| Task description |
Rename "colorbar-label" to "colorbar-tick" in the lines starting with the line that contains "colorbar-bin bbox=[783, 390, 801, 405]" and going on through the line that contains "colorbar-label: 125 bbox=[806, 329, 833, 345]". Reproduce only those lines, with everything else unchanged.
--- Supplied material ---
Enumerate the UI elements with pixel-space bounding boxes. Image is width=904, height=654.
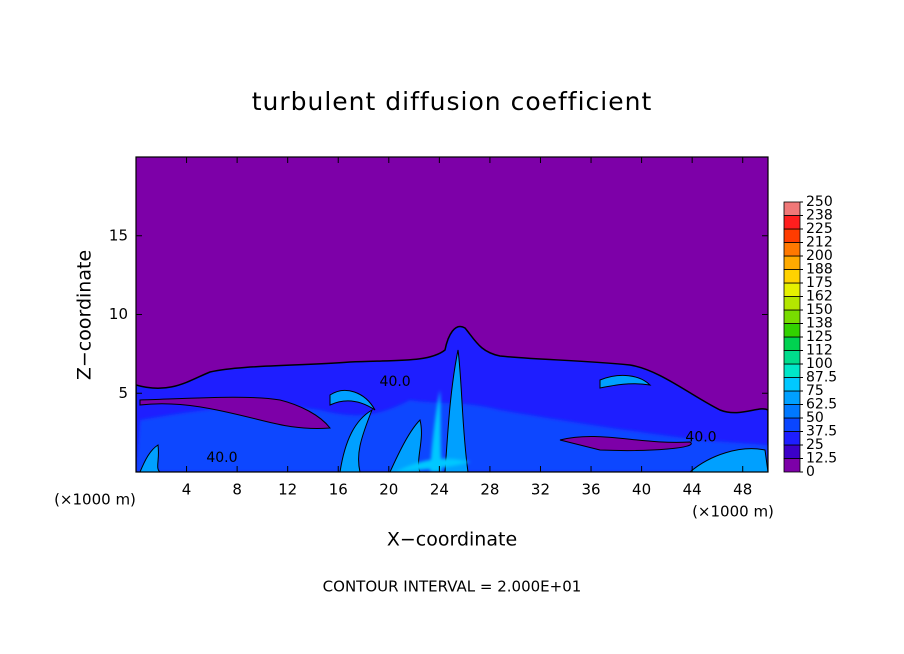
colorbar-bin bbox=[783, 390, 801, 405]
colorbar-label: 175 bbox=[806, 275, 833, 291]
colorbar-label: 150 bbox=[806, 302, 833, 318]
colorbar-label: 12.5 bbox=[806, 451, 837, 467]
colorbar-label: 250 bbox=[806, 194, 833, 210]
colorbar-label: 138 bbox=[806, 316, 833, 332]
colorbar-bin bbox=[783, 323, 801, 338]
colorbar-label: 125 bbox=[806, 329, 833, 345]
chart-title: turbulent diffusion coefficient bbox=[252, 87, 653, 116]
colorbar-label: 162 bbox=[806, 289, 833, 305]
colorbar-label: 50 bbox=[806, 410, 824, 426]
colorbar-label: 212 bbox=[806, 235, 833, 251]
field-region bbox=[139, 349, 768, 472]
field-region bbox=[559, 436, 692, 452]
x-tick-label: 4 bbox=[182, 481, 192, 499]
y-axis-label: Z−coordinate bbox=[74, 250, 96, 380]
contour-label: 40.0 bbox=[380, 374, 411, 390]
x-unit-label: (×1000 m) bbox=[692, 503, 774, 521]
colorbar-label: 238 bbox=[806, 208, 833, 224]
x-axis-label: X−coordinate bbox=[387, 529, 517, 551]
colorbar-bin bbox=[783, 309, 801, 324]
x-tick-label: 12 bbox=[278, 481, 297, 499]
colorbar-bin bbox=[783, 404, 801, 419]
colorbar-bin bbox=[783, 282, 801, 297]
x-tick-label: 28 bbox=[480, 481, 499, 499]
colorbar-bin bbox=[783, 269, 801, 284]
colorbar-label: 25 bbox=[806, 437, 824, 453]
colorbar-bin bbox=[783, 417, 801, 432]
colorbar-bin bbox=[783, 431, 801, 446]
colorbar-label: 225 bbox=[806, 221, 833, 237]
colorbar-label: 75 bbox=[806, 383, 824, 399]
colorbar-bin bbox=[783, 201, 801, 216]
colorbar-bin bbox=[783, 350, 801, 365]
x-tick-label: 20 bbox=[379, 481, 398, 499]
x-tick-label: 24 bbox=[430, 481, 449, 499]
colorbar-bin bbox=[783, 377, 801, 392]
colorbar-bin bbox=[783, 336, 801, 351]
colorbar-label: 200 bbox=[806, 248, 833, 264]
colorbar-bin bbox=[783, 242, 801, 257]
x-tick-label: 8 bbox=[232, 481, 242, 499]
colorbar-bin bbox=[783, 458, 801, 473]
x-tick-label: 48 bbox=[733, 481, 752, 499]
field-region bbox=[395, 390, 470, 472]
colorbar-label: 62.5 bbox=[806, 397, 837, 413]
y-tick-label: 10 bbox=[109, 305, 128, 323]
y-tick-label: 15 bbox=[109, 226, 128, 244]
colorbar-label: 112 bbox=[806, 343, 833, 359]
x-tick-label: 44 bbox=[683, 481, 702, 499]
field-region bbox=[329, 374, 652, 411]
footer: CONTOUR INTERVAL = 2.000E+01 bbox=[323, 578, 582, 596]
colorbar-bin bbox=[783, 363, 801, 378]
x-tick-label: 32 bbox=[531, 481, 550, 499]
colorbar-bin bbox=[783, 215, 801, 230]
y-unit-label: (×1000 m) bbox=[54, 491, 136, 509]
colorbar-bin bbox=[783, 255, 801, 270]
contour-label: 40.0 bbox=[685, 429, 716, 445]
colorbar-label: 188 bbox=[806, 262, 833, 278]
colorbar-bin bbox=[783, 228, 801, 243]
colorbar-bin bbox=[783, 296, 801, 311]
x-tick-label: 40 bbox=[632, 481, 651, 499]
y-tick-label: 5 bbox=[118, 384, 128, 402]
colorbar-label: 0 bbox=[806, 464, 815, 480]
contour-label: 40.0 bbox=[206, 450, 237, 466]
field-region bbox=[139, 396, 331, 429]
x-tick-label: 36 bbox=[581, 481, 600, 499]
colorbar-bin bbox=[783, 444, 801, 459]
colorbar-label: 37.5 bbox=[806, 424, 837, 440]
colorbar-label: 87.5 bbox=[806, 370, 837, 386]
x-tick-label: 16 bbox=[329, 481, 348, 499]
field bbox=[136, 157, 768, 472]
colorbar-label: 100 bbox=[806, 356, 833, 372]
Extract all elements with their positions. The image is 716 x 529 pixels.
---
| Written solution |
colorbar-bin bbox=[783, 390, 801, 405]
colorbar-tick: 175 bbox=[806, 275, 833, 291]
colorbar-tick: 150 bbox=[806, 302, 833, 318]
colorbar-tick: 12.5 bbox=[806, 451, 837, 467]
colorbar-tick: 250 bbox=[806, 194, 833, 210]
colorbar-tick: 138 bbox=[806, 316, 833, 332]
colorbar-bin bbox=[783, 323, 801, 338]
colorbar-tick: 125 bbox=[806, 329, 833, 345]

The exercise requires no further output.